Copy out the records below line for line, changing nothing.

--- START OF Provided material ---

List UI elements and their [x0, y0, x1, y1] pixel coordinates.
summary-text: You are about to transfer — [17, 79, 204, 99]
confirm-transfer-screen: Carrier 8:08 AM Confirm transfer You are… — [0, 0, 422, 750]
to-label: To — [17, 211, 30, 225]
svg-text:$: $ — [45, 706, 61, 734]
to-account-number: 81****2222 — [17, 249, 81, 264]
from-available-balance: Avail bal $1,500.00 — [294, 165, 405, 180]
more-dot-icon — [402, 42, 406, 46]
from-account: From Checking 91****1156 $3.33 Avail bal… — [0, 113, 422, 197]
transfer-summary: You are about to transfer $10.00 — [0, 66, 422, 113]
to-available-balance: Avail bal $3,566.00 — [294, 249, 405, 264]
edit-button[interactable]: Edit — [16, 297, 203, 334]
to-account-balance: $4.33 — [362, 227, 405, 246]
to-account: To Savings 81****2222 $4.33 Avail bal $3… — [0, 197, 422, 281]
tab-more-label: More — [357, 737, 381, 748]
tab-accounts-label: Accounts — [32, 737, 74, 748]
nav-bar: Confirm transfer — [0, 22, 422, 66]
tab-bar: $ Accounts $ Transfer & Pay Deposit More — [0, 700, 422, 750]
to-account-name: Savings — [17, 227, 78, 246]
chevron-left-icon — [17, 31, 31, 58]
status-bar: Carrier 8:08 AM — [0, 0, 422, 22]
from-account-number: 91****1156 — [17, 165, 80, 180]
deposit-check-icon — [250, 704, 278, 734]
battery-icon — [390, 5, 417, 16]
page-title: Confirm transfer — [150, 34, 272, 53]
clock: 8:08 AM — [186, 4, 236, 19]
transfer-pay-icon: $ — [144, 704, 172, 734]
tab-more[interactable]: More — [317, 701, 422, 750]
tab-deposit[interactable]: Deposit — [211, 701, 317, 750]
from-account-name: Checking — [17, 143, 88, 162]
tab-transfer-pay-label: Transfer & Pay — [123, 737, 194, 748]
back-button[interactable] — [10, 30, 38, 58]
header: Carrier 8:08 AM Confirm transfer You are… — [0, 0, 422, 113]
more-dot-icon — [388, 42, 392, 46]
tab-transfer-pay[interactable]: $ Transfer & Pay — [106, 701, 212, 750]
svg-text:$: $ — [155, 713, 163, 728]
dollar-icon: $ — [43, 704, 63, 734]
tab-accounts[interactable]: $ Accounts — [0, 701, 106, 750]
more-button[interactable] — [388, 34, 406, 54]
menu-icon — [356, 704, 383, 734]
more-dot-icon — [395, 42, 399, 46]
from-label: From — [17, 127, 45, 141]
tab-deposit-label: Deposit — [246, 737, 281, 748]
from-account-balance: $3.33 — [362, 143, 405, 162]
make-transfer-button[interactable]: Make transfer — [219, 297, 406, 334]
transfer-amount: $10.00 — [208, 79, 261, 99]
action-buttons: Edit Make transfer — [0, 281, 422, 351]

--- END OF Provided material ---

**Full output**
List UI elements and their [x0, y0, x1, y1] pixel coordinates.
summary-text: You are about to transfer — [17, 79, 204, 99]
confirm-transfer-screen: Carrier 8:08 AM Confirm transfer You are… — [0, 0, 422, 750]
to-label: To — [17, 211, 30, 225]
svg-text:$: $ — [45, 706, 61, 734]
to-account-number: 81****2222 — [17, 249, 81, 264]
from-available-balance: Avail bal $1,500.00 — [294, 165, 405, 180]
more-dot-icon — [402, 42, 406, 46]
from-account: From Checking 91****1156 $3.33 Avail bal… — [0, 113, 422, 197]
transfer-summary: You are about to transfer $10.00 — [0, 66, 422, 113]
to-available-balance: Avail bal $3,566.00 — [294, 249, 405, 264]
edit-button[interactable]: Edit — [16, 297, 203, 334]
to-account-balance: $4.33 — [362, 227, 405, 246]
to-account: To Savings 81****2222 $4.33 Avail bal $3… — [0, 197, 422, 281]
tab-more-label: More — [357, 737, 381, 748]
tab-accounts-label: Accounts — [32, 737, 74, 748]
nav-bar: Confirm transfer — [0, 22, 422, 66]
tab-bar: $ Accounts $ Transfer & Pay Deposit More — [0, 700, 422, 750]
to-account-name: Savings — [17, 227, 78, 246]
chevron-left-icon — [17, 31, 31, 58]
status-bar: Carrier 8:08 AM — [0, 0, 422, 22]
from-account-number: 91****1156 — [17, 165, 80, 180]
deposit-check-icon — [250, 704, 278, 734]
battery-icon — [390, 5, 417, 16]
page-title: Confirm transfer — [150, 34, 272, 53]
clock: 8:08 AM — [186, 4, 236, 19]
transfer-pay-icon: $ — [144, 704, 172, 734]
tab-more[interactable]: More — [317, 701, 422, 750]
tab-deposit[interactable]: Deposit — [211, 701, 317, 750]
from-account-name: Checking — [17, 143, 88, 162]
tab-transfer-pay-label: Transfer & Pay — [123, 737, 194, 748]
back-button[interactable] — [10, 30, 38, 58]
header: Carrier 8:08 AM Confirm transfer You are… — [0, 0, 422, 113]
more-dot-icon — [388, 42, 392, 46]
tab-transfer-pay[interactable]: $ Transfer & Pay — [106, 701, 212, 750]
svg-text:$: $ — [155, 713, 163, 728]
dollar-icon: $ — [43, 704, 63, 734]
tab-accounts[interactable]: $ Accounts — [0, 701, 106, 750]
more-button[interactable] — [388, 34, 406, 54]
menu-icon — [356, 704, 383, 734]
more-dot-icon — [395, 42, 399, 46]
from-label: From — [17, 127, 45, 141]
tab-deposit-label: Deposit — [246, 737, 281, 748]
from-account-balance: $3.33 — [362, 143, 405, 162]
make-transfer-button[interactable]: Make transfer — [219, 297, 406, 334]
transfer-amount: $10.00 — [208, 79, 261, 99]
action-buttons: Edit Make transfer — [0, 281, 422, 351]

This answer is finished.